Structured figure records
□ □ □ □ □
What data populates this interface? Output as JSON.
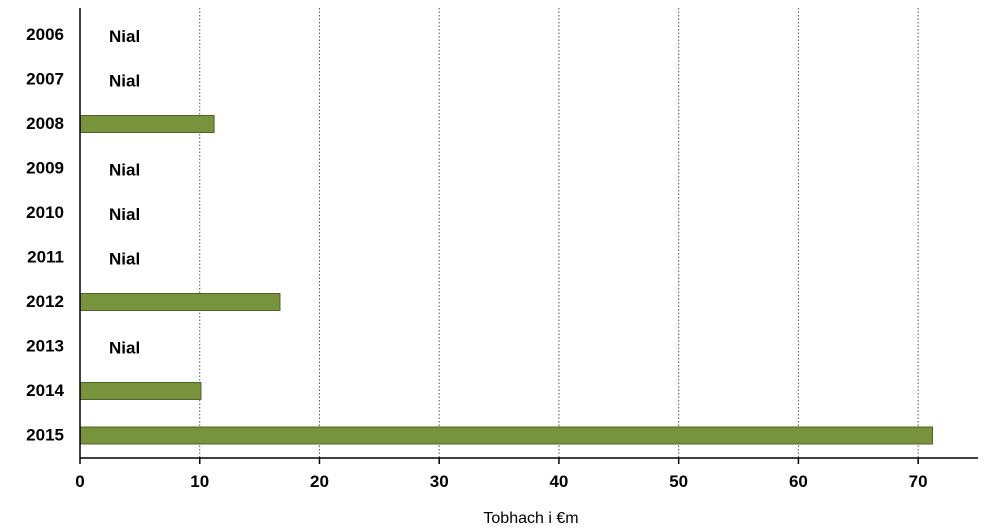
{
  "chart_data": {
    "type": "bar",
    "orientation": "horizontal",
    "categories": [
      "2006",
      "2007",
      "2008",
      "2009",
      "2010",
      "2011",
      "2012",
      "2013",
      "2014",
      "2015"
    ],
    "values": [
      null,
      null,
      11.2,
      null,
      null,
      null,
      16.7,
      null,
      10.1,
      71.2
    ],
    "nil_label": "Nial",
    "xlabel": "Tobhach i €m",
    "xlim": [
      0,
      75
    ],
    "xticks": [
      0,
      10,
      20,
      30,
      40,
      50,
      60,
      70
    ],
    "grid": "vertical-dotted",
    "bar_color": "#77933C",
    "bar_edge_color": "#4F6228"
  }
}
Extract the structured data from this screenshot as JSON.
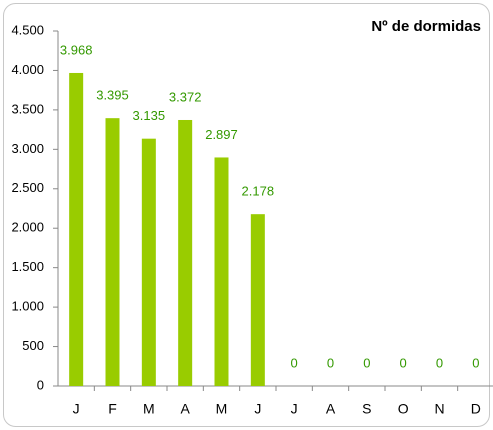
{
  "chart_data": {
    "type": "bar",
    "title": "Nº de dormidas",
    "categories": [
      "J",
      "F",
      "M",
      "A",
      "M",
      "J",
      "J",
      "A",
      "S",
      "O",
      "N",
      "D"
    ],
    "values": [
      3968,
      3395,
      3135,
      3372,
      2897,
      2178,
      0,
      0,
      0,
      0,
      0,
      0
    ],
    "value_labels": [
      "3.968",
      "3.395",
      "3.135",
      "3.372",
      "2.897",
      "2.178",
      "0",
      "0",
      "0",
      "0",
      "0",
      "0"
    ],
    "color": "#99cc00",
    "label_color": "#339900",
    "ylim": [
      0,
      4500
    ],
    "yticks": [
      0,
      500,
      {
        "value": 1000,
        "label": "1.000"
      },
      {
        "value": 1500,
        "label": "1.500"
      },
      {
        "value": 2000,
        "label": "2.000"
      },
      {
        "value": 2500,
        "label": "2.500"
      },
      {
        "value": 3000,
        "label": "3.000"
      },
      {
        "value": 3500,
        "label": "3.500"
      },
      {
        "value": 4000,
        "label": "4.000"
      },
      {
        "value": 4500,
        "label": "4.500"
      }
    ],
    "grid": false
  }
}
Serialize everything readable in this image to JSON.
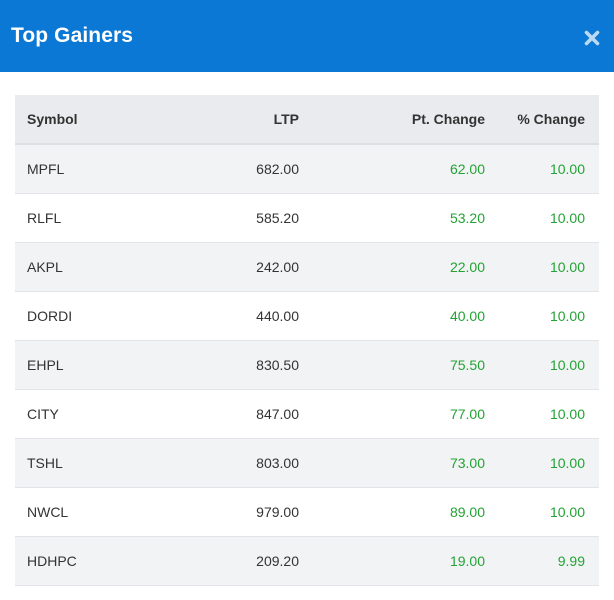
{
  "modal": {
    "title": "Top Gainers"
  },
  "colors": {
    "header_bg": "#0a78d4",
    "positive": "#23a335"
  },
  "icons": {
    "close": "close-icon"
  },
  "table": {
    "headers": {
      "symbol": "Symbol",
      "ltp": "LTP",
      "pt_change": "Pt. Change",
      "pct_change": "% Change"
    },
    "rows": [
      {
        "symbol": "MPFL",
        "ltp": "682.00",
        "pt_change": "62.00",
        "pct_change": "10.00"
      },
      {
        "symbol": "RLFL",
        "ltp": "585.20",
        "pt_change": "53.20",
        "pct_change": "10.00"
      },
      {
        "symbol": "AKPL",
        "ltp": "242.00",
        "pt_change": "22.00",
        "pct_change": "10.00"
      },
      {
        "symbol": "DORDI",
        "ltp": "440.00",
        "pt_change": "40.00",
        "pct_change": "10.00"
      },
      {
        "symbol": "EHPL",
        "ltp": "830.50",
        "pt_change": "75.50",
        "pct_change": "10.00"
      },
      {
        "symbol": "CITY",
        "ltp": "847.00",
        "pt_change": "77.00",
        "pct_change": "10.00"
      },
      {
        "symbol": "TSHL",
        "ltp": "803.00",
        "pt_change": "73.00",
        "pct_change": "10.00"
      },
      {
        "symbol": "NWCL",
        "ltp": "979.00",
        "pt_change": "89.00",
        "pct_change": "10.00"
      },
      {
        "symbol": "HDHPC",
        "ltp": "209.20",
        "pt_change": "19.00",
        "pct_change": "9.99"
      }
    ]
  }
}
□ □ □ □ □
**What needs to be done**.
Say how many lines in the listing above include "title". Give nothing but the number.

**Result for this task**.
2